▸ **原文**:
——————

MPI 常用函式

阿新 • • 發佈：2018-12-14

MPI 的 manpages 需要線上檢視，或者在 Linux 系統中用 man 檢視，不方便。這裡我做了一些對常用函式的分類總結。

文章目錄

基本結構：啟動和終止

MPI_Init
MPI_Finalize
MPI_Comm_size
MPI_Comm_rank
MPI_Get_processor_name

點對點的通訊：傳送和接收

MPI_Send
MPI_Recv
MPI_Get_count
MPI_Probe

笛卡爾拓撲

MPI_Cart_create
MPI_Cart_coords
MPI_Cart_shift

集體通訊：廣播和規約

MPI_Barrier （同步點）
MPI_Bcast （廣播）
MPI_Scatter
MPI_Gather
MPI_Gatherv
MPI_Allgather （多對多）
MPI_Reduce
MPI_Allreduce

Groups 和 Communicators

MPI_Comm_split
MPI_Comm_create
MPI_Comm_group
MPI_Group_union
MPI_Group_intersection
MPI_Comm_create_group
MPI_Group_incl

版權宣告
附錄 A 延伸閱讀
附錄 B OpenMPI 的配置

基本結構：啟動和終止

參考：http://mpitutorial.com/tutorials/mpi-hello-world/zh_cn/

#include <mpi.h> // ******************1
#include <stdio.h>

int main(int argc, char** argv) {
    MPI_Init(NULL, NULL); // ******************2

    int world_size;
    MPI_Comm_size(MPI_COMM_WORLD, &world_size);

    int world_rank;
    MPI_Comm_rank(MPI_COMM_WORLD, &world_rank);

    char processor_name[MPI_MAX_PROCESSOR_NAME];
    int name_len;
    MPI_Get_processor_name(processor_name, &name_len);

    printf("Hello world from processor %s, rank %d out of %d processors\n",
           processor_name, world_rank, world_size);

    MPI_Finalize(); // ******************3
}

MPI_Init

MPI_Init(
    int* argc,
    char*** argv)

——————

▸ **資料展示**:
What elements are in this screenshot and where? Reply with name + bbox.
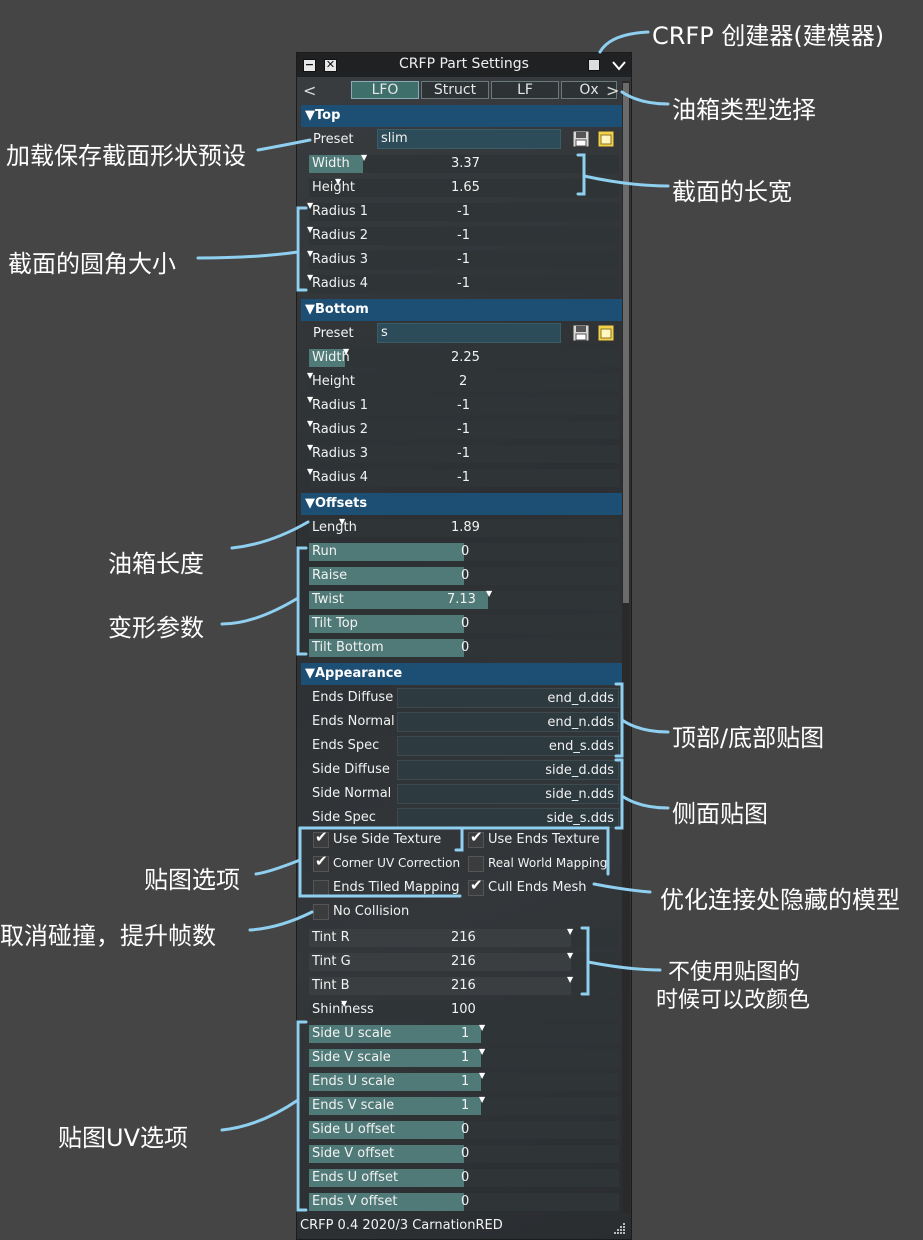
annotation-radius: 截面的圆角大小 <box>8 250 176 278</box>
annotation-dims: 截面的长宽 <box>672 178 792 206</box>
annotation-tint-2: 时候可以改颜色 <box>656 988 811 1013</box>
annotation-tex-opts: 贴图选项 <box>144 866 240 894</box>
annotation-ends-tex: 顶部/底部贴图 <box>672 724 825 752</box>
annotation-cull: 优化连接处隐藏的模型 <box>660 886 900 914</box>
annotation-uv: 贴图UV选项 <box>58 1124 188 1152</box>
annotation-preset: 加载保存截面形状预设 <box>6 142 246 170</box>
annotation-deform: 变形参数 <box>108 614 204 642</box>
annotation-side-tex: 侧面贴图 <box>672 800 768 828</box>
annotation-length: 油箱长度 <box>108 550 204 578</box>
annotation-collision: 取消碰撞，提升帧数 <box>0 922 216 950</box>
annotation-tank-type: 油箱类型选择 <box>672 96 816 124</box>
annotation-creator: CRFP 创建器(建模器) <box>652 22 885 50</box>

——————

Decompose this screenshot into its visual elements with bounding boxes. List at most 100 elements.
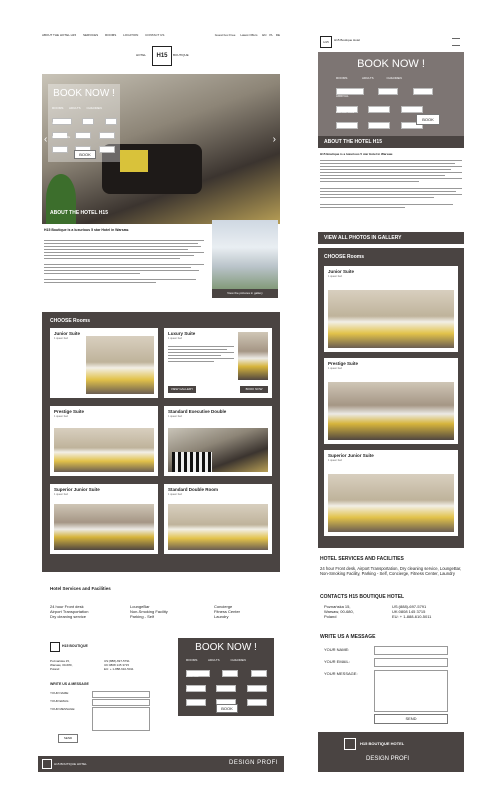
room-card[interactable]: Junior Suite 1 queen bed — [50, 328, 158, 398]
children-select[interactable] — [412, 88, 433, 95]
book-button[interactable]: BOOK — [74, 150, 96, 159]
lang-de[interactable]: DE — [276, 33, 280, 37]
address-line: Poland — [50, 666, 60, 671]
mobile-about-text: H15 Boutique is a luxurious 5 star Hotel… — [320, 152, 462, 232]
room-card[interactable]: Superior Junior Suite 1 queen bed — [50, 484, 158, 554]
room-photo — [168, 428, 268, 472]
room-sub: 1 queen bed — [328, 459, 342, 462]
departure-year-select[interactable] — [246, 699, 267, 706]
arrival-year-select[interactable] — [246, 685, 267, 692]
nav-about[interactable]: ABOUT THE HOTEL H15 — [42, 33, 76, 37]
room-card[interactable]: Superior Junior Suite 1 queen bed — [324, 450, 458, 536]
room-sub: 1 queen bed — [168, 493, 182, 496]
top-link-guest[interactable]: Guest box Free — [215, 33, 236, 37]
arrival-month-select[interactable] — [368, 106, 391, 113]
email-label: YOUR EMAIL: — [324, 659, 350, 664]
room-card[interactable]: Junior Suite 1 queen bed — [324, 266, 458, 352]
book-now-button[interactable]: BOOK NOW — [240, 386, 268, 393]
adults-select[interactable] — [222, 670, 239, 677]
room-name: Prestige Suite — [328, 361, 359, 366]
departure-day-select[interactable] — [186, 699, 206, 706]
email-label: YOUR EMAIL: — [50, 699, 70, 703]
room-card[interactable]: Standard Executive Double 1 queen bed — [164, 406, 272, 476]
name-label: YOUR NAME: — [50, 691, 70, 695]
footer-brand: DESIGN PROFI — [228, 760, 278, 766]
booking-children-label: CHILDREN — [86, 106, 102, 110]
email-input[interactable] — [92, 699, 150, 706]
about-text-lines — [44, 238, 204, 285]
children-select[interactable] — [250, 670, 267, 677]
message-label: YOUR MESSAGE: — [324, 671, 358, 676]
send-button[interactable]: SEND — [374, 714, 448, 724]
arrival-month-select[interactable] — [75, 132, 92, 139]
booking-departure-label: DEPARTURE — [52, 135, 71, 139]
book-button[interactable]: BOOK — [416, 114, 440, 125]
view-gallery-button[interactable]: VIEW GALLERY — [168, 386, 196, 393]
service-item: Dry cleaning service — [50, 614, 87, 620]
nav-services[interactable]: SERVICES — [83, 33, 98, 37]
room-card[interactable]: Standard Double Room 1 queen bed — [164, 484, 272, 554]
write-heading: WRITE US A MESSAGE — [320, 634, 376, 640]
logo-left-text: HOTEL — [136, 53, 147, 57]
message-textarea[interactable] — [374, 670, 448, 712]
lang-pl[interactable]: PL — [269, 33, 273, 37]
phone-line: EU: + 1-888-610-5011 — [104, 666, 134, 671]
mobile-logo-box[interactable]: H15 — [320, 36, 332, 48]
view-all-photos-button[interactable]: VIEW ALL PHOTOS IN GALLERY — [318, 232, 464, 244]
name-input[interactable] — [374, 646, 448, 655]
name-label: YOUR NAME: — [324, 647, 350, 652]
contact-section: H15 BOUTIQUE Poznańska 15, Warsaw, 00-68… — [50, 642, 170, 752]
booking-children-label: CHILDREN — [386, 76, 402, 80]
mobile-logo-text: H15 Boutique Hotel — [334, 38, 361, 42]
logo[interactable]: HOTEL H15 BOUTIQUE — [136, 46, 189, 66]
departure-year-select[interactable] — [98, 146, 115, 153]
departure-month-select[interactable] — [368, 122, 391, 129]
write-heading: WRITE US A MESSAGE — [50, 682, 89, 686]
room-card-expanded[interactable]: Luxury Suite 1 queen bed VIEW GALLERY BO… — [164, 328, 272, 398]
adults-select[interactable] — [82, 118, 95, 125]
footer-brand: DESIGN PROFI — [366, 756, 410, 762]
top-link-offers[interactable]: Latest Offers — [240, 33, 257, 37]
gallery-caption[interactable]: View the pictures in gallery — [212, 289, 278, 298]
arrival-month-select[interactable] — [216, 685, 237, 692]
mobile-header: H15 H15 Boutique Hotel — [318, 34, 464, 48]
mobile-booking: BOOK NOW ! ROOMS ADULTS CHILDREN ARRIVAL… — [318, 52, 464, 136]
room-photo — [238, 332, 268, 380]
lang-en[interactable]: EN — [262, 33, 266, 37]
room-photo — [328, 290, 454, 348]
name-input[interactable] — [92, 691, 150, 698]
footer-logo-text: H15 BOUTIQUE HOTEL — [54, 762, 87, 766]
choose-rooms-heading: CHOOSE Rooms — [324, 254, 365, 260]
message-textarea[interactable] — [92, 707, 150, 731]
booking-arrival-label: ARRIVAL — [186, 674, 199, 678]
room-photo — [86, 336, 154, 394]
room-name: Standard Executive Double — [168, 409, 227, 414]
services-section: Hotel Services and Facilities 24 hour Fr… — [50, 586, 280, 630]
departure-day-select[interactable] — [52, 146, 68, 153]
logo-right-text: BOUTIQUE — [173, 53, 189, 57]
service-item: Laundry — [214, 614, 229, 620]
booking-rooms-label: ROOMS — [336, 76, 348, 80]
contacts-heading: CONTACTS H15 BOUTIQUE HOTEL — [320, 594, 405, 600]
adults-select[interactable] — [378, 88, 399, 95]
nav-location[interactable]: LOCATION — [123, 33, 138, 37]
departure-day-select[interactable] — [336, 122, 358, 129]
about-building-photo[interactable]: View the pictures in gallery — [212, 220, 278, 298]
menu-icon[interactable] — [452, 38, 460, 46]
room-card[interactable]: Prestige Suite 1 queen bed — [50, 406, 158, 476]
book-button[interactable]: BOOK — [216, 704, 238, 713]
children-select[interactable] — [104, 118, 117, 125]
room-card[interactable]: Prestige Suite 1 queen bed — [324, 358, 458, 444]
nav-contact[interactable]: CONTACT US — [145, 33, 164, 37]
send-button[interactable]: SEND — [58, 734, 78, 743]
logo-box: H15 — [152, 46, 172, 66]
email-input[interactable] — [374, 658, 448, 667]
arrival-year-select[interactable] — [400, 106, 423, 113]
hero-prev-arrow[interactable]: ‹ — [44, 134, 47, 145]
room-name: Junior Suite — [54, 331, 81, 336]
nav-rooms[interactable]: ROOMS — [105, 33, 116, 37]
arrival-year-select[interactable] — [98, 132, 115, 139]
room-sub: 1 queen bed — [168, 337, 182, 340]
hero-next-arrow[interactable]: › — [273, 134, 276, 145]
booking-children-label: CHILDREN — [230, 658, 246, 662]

——————

▸ **操作任務**:
**1)** 根據 MPI 常用函式原文回答：
(a) 目錄中 MPI_Barrier 後面的括號註明了什麼？
(b) 「基本結構：啟動和終止」一節給出的參考網址是什麼？
(c) 範例程式把 MPI_Comm_size 取得的值存進哪個變數？
**2)** 將 MPI 常用函式原文中的「這裡我做了一些對常用函式的分類總結。」譯成英文。
**3)** 接著 MPI 常用函式原文的 MPI_Init 函式原型，寫出後續內容。

▸ **練習結果**:
**1)**
(a) 同步點
(b) http://mpitutorial.com/tutorials/mpi-hello-world/zh_cn/
(c) world_size

**2)** Here I have put together a categorized summary of some commonly used functions.

**3)**
所有 MPI 的全域性變數或者內部變數都會被建立。舉例來說，一個通訊器 communicator 會根據所有可用的程序被創建出來（程序是我們通過 mpi 執行時的引數指定的），然後每個程序會被分配獨一無二的秩 rank

MPI_Finalize

MPI_Finalize()

用來清理 MPI 環境的。這個呼叫之後就沒有 MPI 函式可以被呼叫了。

MPI_Comm_size

MPI_Comm_size(
    MPI_Comm communicator,
    int* size)

返回 communicator 的大小，也就是 communicator 中可用的程序數量。

MPI_Comm_rank

MPI_Comm_rank(
    MPI_Comm communicator,
    int* rank)

返回 communicator 中當前程序的 rank。 communicator 中每個程序會以此得到一個從 0 開始遞增的數字作為 rank 值。rank 值主要是用來指定傳送或者接受資訊時對應的程序。

MPI_Get_processor_name

MPI_Get_processor_name(
    char* name,
    int* name_length)

得到當前程序實際跑的時候所在的處理器名字。

點對點的通訊：傳送和接收

MPI_Send

參考資料：http://mpitutorial.com/tutorials/mpi-send-and-receive/

MPI_Send(
    void* data,
    int count,
    MPI_Datatype datatype,
    int destination,
    int tag,
    MPI_Comm communicator)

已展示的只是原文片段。